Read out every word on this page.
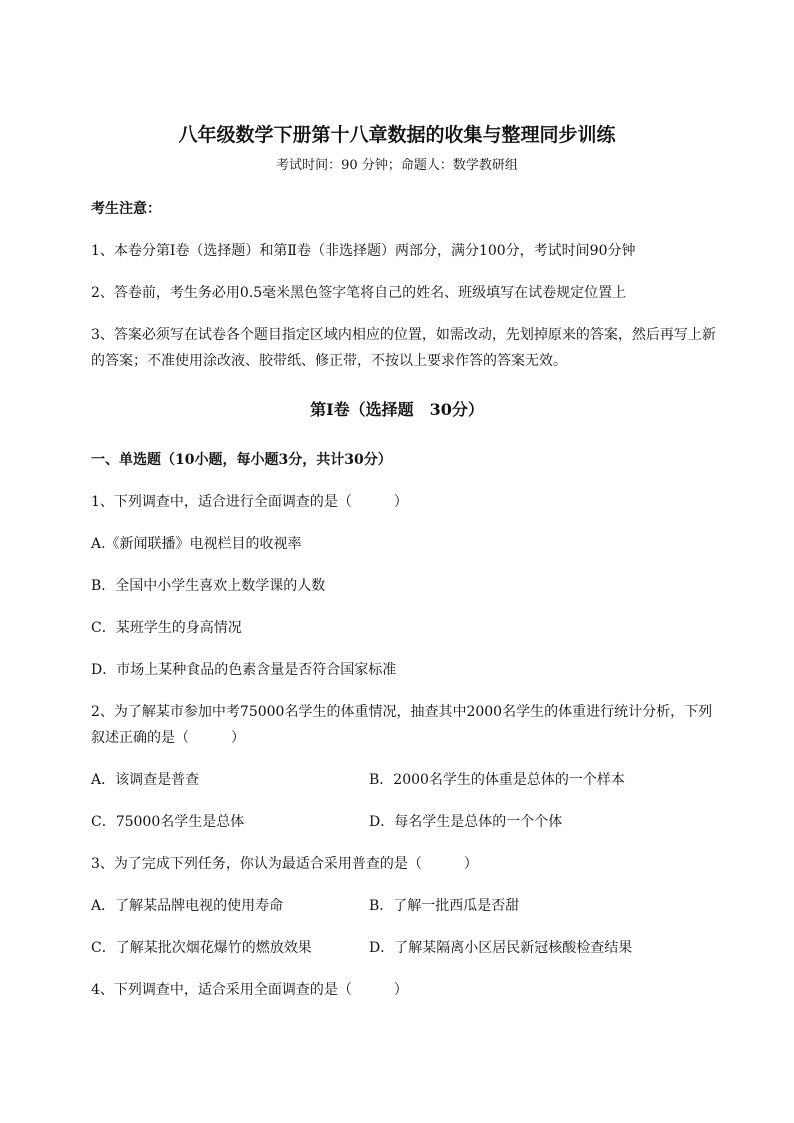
八年级数学下册第十八章数据的收集与整理同步训练
考试时间：90 分钟；命题人：数学教研组
考生注意：
1、本卷分第I卷（选择题）和第Ⅱ卷（非选择题）两部分，满分100分，考试时间90分钟
2、答卷前，考生务必用0.5毫米黑色签字笔将自己的姓名、班级填写在试卷规定位置上
3、答案必须写在试卷各个题目指定区域内相应的位置，如需改动，先划掉原来的答案，然后再写上新
的答案；不准使用涂改液、胶带纸、修正带，不按以上要求作答的答案无效。
第I卷（选择题　30分）
一、单选题（10小题，每小题3分，共计30分）
1、下列调查中，适合进行全面调查的是（　　　）
A.《新闻联播》电视栏目的收视率
B．全国中小学生喜欢上数学课的人数
C．某班学生的身高情况
D．市场上某种食品的色素含量是否符合国家标准
2、为了解某市参加中考75000名学生的体重情况，抽查其中2000名学生的体重进行统计分析，下列
叙述正确的是（　　　）
A．该调查是普查	B．2000名学生的体重是总体的一个样本
C．75000名学生是总体	D．每名学生是总体的一个个体
3、为了完成下列任务，你认为最适合采用普查的是（　　　）
A．了解某品牌电视的使用寿命	B．了解一批西瓜是否甜
C．了解某批次烟花爆竹的燃放效果	D．了解某隔离小区居民新冠核酸检查结果
4、下列调查中，适合采用全面调查的是（　　　）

=======

# SHORT TASK
Pull out each line containing the word "下列调查中" and copy it.

# CORRECT OUTPUT
1、下列调查中，适合进行全面调查的是（　　　）
4、下列调查中，适合采用全面调查的是（　　　）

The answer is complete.